文書の抜粋:
_ _ _
視覚障害者と一緒に「言葉による美術鑑賞」を楽しむ!

『目の見えない白鳥さんとアートを見にいく』 川内 有緒/著 集英社インターナショナル (市立・成人 706.9//21)

 この本では、白鳥さんとアートを見ると楽しいよ」という友人の一言から、ユニークな旅が始まります。全盲の白鳥さんと一緒に見ていると、たくさんの会話が生まれます。ときには思いがけない方向に話が飛んで行ったり、脱線したり、発展することも…。
 
 見える・見えないとは?障害とは?差別とは?アートとは?どう伝える?何を伝える?作品の前で色々な言葉が出会うとき、驚き・喜び・気づき…、新たな発見があります。分かり合えない他者と寄り添う関係、曖昧な記憶、果たして本当に見えているのだろうか?…先入観や偏見で凝り固まった常識が壊れていきます。
 見えない人と一緒に時間を過ごす喜び、浮かび上がる社会や人間の真実、時空を超えて聴こえてくる作品からのメッセージ…。アートを巡るコミニュケーションにこそ、心の内側を知る鍵が隠されているのです。

 この本を読めば「言葉による美術鑑賞」の追体験が楽しめます!さぁ、見えない目とともにアートを見る旅へ出かけましょう。

「身の丈にあった」に惹かれて

『身の丈にあった勉強法』 菅 広文/著 幻冬舎 (市立・成人 379.7//18)


 「少し難しそうな内容の本だな。読むのは今度にしよう。」
 
 私がこの本のタイトルだけを見た時の第一印象です。
 しかし、どうしても「身の丈にあった」に惹かれてしまい、読んでみました。

 
 この本の最初の章に、「この本で紹介する基本的な勉強法は、宇治原に教えてもらい、僕でも出来そうなやり方をその中から抜粋しました。」(書籍からの引用)とあります。
 著者は、ロザンというコンビの芸人さんです。相方である、宇治原史規さん(京都大学出身)の勉強法の中から著者である菅さんが出来そうな方法が抜粋されています。「勉強法」と聞くと、少しかたく感じてしまう方もいらっしゃるかもしれません。私も、読む前はかたい内容の本だと思っていました。
 やはり「勉強法」と謳っているだけあり、章ごとにそれぞれ「身の丈にあった勉強法」が紹介されているのですが、ただ勉強法が紹介されているだけではなく、クスッと笑える要素も含まれています。
_ _ _
課題の指示:
上の本の紹介文のうち、「見えない人と一緒に時間を過ご」で始まり「幻冬舎 (市立・成人 379.7//18)」まで続く部分を、一字も変えずにそのまま繰り返してください。

保存済みデータセットのエントリー
_ _ _
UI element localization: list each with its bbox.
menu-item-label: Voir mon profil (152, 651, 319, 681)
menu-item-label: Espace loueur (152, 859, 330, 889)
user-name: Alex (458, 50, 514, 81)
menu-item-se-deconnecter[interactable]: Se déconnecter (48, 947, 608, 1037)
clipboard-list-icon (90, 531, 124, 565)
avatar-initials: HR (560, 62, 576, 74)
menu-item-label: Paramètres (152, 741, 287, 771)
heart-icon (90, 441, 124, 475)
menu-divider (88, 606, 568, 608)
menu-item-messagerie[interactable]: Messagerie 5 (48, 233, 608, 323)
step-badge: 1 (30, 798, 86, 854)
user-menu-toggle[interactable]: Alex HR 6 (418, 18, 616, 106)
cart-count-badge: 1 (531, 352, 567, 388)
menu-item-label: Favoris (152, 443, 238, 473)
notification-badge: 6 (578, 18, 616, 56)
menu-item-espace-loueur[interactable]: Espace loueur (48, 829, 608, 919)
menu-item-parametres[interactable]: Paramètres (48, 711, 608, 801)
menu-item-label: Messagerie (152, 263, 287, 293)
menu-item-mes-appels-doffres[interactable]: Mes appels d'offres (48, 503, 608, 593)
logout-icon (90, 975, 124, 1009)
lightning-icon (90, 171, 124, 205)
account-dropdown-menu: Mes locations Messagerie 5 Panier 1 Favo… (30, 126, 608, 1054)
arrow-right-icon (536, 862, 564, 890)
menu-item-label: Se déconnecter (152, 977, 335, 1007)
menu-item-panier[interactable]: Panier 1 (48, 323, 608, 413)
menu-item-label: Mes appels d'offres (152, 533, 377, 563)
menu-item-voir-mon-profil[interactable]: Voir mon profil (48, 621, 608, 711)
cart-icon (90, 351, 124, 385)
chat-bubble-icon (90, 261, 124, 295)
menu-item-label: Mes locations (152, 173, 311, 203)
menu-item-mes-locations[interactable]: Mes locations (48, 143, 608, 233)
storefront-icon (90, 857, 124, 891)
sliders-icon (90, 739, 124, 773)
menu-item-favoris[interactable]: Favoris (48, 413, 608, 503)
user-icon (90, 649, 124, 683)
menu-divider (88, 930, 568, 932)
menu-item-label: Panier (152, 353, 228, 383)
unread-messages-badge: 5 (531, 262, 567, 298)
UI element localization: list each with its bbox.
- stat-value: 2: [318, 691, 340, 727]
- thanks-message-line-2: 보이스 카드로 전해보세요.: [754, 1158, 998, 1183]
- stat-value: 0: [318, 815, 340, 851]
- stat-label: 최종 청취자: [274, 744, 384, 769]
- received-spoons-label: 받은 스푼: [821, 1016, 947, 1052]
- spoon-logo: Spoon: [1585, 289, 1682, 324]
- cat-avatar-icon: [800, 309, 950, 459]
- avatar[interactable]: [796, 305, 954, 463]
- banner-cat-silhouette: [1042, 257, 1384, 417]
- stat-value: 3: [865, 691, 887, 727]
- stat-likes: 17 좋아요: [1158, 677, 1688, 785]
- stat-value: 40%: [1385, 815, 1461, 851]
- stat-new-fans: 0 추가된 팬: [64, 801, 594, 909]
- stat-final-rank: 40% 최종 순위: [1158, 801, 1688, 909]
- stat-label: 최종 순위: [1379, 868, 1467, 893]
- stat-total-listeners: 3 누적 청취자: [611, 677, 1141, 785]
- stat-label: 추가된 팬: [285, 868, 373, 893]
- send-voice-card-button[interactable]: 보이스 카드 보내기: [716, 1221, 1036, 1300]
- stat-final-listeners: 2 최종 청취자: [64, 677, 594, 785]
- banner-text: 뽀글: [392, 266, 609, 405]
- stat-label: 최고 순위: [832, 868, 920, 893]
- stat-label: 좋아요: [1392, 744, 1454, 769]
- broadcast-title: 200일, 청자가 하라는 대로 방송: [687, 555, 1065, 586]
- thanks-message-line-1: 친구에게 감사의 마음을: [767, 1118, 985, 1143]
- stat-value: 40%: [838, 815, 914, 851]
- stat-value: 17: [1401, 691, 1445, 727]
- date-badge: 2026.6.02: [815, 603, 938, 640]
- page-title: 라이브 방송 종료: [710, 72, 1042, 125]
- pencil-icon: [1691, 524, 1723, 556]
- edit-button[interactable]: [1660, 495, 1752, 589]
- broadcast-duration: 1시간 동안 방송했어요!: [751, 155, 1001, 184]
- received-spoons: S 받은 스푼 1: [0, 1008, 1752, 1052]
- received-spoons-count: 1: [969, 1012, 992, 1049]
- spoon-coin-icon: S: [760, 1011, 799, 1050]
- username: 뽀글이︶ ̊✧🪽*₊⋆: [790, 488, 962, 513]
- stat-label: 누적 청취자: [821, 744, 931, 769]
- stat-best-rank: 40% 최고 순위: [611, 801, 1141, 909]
_ _ _
この課題の結果:
見えない人と一緒に時間を過ごす喜び、浮かび上がる社会や人間の真実、時空を超えて聴こえてくる作品からのメッセージ…。アートを巡るコミニュケーションにこそ、心の内側を知る鍵が隠されているのです。

 この本を読めば「言葉による美術鑑賞」の追体験が楽しめます!さぁ、見えない目とともにアートを見る旅へ出かけましょう。

「身の丈にあった」に惹かれて

『身の丈にあった勉強法』 菅 広文/著 幻冬舎 (市立・成人 379.7//18)